▶ _Provided passage_
# BD Prochot triggered but cpu nor gpu running hot



## NaughtyGurame (Sep 20, 2020)

been tweaking the the profile and finally got the best out of the best but the trouble start after using it for 4 months
the temps is back to 85 degree celcius from 73-ish. thought about changing the thermal paste and so i did now the temp is down to 65-ish
but during gaming i got a fps drop around 2-5 second then the fps back again.. its really a pain in the ass so i tried reset my preset and only
changing the cpu core, cache and igpu (not the unslice). the other setting is basically stock (epp still 128, disable turbo is on etc.) and still got the fps drop
the temp still stays at 65-ish and goes up to 78 degree max i check the limit and yes the bd prochot goes red when the problem occur always has been. 

any idea?


----------



## Chomiq (Sep 20, 2020)

CPU? Mobo? Cooler? How are we suppose to help you if we know nothing about your setup? Give us your full system spec along with any oc details.


----------



## Caring1 (Sep 20, 2020)

Post screenshots of all Throttlestop Settings and values.
Also note that GPU Unslice must be changed the same value if GPU is undervolted.


----------



## unclewebb (Sep 20, 2020)

PROCHOT (processor hot) is triggered by the CPU temperature. BD PROCHOT is never triggered by the CPU temperature. PROCHOT and BD PROCHOT sound the same but they are two different signals. BD PROCHOT can be triggered by any external sensor outside of the CPU. It could be the GPU but it could be anything. It could be a keyboard temperature sensor. Someone might have decided that it would be a good idea to protect your fingers from getting too hot. The engineer that designed your laptop will know what sensors are connected to the BD PROCHOT signal line but you are not going to find this information in any forum. Anything to do with BD PROCHOT is rarely publicly documented.

▶ _Written exercise_
In the BD PROCHOT thread, what does the final reply say triggers PROCHOT?

▶ _Items_
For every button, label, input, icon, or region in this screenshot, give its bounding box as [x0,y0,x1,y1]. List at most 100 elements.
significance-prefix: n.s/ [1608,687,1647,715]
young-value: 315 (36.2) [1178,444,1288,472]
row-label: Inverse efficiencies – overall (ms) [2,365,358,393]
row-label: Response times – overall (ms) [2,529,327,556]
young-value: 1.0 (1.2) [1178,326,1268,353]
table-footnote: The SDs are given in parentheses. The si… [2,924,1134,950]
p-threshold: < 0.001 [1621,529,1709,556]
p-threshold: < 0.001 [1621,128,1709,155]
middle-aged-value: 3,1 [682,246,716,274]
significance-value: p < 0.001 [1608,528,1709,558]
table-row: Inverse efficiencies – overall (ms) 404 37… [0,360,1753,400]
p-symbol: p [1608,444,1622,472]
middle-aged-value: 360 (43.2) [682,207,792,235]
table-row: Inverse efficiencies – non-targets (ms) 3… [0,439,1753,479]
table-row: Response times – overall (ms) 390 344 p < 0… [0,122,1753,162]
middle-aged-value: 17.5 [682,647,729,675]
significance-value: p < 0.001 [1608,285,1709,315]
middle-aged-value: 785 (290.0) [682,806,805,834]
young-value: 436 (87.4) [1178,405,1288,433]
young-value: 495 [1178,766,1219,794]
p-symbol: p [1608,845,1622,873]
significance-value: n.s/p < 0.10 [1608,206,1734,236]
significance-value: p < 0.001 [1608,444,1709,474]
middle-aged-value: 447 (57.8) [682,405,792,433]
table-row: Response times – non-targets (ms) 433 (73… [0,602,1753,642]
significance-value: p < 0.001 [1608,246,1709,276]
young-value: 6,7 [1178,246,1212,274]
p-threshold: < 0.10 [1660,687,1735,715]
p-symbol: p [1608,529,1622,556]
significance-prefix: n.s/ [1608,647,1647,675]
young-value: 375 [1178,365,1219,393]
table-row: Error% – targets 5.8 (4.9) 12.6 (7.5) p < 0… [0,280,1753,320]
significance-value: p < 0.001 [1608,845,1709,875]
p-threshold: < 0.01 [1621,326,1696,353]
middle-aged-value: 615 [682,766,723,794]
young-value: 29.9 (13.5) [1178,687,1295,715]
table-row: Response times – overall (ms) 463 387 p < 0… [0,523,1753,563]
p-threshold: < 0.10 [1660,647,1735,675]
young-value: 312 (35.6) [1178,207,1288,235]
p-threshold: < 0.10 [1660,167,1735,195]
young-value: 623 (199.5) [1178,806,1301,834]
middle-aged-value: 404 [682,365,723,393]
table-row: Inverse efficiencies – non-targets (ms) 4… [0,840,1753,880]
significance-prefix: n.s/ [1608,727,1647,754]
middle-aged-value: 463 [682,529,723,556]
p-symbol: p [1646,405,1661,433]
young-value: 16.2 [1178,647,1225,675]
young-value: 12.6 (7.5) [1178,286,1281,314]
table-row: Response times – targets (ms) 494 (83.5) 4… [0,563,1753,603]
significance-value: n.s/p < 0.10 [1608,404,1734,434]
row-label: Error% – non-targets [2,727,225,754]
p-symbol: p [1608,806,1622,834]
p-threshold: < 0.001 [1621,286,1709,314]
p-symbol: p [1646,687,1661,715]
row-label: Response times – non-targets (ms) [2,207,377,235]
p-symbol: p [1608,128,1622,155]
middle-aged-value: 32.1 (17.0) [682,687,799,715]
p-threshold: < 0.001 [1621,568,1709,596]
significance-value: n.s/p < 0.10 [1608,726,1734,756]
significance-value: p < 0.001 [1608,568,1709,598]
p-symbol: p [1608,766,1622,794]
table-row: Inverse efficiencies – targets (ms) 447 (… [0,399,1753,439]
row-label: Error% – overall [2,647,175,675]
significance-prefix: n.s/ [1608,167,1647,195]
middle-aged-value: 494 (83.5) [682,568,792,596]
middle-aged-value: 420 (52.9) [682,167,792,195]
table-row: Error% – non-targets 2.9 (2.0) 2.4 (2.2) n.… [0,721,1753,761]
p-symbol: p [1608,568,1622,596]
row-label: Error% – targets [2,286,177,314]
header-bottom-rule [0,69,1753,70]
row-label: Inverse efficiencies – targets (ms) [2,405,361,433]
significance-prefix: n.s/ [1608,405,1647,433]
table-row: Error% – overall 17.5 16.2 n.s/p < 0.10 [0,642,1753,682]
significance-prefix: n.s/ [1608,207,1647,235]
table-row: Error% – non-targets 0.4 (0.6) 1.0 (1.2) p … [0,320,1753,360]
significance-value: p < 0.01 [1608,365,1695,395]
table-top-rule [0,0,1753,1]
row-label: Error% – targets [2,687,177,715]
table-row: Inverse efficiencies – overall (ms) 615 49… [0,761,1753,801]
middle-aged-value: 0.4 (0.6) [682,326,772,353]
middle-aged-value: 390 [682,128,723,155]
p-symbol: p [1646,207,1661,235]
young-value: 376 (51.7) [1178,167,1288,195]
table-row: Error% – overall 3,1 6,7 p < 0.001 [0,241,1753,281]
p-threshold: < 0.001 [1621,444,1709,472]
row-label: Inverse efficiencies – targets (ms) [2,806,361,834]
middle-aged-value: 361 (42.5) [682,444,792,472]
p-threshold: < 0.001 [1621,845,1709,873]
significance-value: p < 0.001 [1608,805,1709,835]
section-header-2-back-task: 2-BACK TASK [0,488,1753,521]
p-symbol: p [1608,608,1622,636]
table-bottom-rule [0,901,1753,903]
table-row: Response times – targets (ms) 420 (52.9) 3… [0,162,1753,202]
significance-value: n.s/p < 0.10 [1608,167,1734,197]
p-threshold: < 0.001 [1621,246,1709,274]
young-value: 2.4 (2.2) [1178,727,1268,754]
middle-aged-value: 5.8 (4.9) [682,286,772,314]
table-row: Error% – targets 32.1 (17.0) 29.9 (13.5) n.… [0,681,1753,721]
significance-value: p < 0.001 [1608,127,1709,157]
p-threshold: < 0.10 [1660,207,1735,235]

▶ _Result of the exercise_
The CPU temperature.